Below are records to be output exactly, every one of them.

= RECORD SET =

++++

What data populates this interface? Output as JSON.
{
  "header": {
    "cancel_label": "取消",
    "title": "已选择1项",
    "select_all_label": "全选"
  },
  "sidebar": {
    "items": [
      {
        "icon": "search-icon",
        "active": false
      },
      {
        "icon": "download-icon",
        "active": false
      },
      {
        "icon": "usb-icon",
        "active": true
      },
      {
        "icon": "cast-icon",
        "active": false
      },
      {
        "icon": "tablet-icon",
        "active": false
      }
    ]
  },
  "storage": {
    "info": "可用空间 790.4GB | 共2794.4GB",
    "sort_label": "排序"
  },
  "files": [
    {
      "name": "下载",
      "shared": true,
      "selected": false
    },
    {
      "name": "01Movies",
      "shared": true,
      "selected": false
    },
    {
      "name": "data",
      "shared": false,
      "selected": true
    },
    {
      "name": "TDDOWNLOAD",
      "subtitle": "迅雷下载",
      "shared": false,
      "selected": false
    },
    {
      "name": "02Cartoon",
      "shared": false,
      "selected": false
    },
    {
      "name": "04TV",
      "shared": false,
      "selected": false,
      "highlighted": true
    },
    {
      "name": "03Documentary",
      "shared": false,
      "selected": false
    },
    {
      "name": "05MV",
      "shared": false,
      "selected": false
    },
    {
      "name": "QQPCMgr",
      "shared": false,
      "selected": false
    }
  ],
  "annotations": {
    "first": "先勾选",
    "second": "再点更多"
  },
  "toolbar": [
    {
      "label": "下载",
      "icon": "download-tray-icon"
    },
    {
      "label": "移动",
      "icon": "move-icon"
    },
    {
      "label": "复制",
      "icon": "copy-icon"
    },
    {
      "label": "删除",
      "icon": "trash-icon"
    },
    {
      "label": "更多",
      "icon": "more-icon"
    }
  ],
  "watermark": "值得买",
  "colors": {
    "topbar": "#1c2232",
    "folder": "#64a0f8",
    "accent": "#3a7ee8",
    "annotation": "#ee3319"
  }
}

++++

= COMPLETE RESPONSE =
What data populates this interface? Output as JSON.
{
  "header": {
    "cancel_label": "取消",
    "title": "已选择1项",
    "select_all_label": "全选"
  },
  "sidebar": {
    "items": [
      {
        "icon": "search-icon",
        "active": false
      },
      {
        "icon": "download-icon",
        "active": false
      },
      {
        "icon": "usb-icon",
        "active": true
      },
      {
        "icon": "cast-icon",
        "active": false
      },
      {
        "icon": "tablet-icon",
        "active": false
      }
    ]
  },
  "storage": {
    "info": "可用空间 790.4GB | 共2794.4GB",
    "sort_label": "排序"
  },
  "files": [
    {
      "name": "下载",
      "shared": true,
      "selected": false
    },
    {
      "name": "01Movies",
      "shared": true,
      "selected": false
    },
    {
      "name": "data",
      "shared": false,
      "selected": true
    },
    {
      "name": "TDDOWNLOAD",
      "subtitle": "迅雷下载",
      "shared": false,
      "selected": false
    },
    {
      "name": "02Cartoon",
      "shared": false,
      "selected": false
    },
    {
      "name": "04TV",
      "shared": false,
      "selected": false,
      "highlighted": true
    },
    {
      "name": "03Documentary",
      "shared": false,
      "selected": false
    },
    {
      "name": "05MV",
      "shared": false,
      "selected": false
    },
    {
      "name": "QQPCMgr",
      "shared": false,
      "selected": false
    }
  ],
  "annotations": {
    "first": "先勾选",
    "second": "再点更多"
  },
  "toolbar": [
    {
      "label": "下载",
      "icon": "download-tray-icon"
    },
    {
      "label": "移动",
      "icon": "move-icon"
    },
    {
      "label": "复制",
      "icon": "copy-icon"
    },
    {
      "label": "删除",
      "icon": "trash-icon"
    },
    {
      "label": "更多",
      "icon": "more-icon"
    }
  ],
  "watermark": "值得买",
  "colors": {
    "topbar": "#1c2232",
    "folder": "#64a0f8",
    "accent": "#3a7ee8",
    "annotation": "#ee3319"
  }
}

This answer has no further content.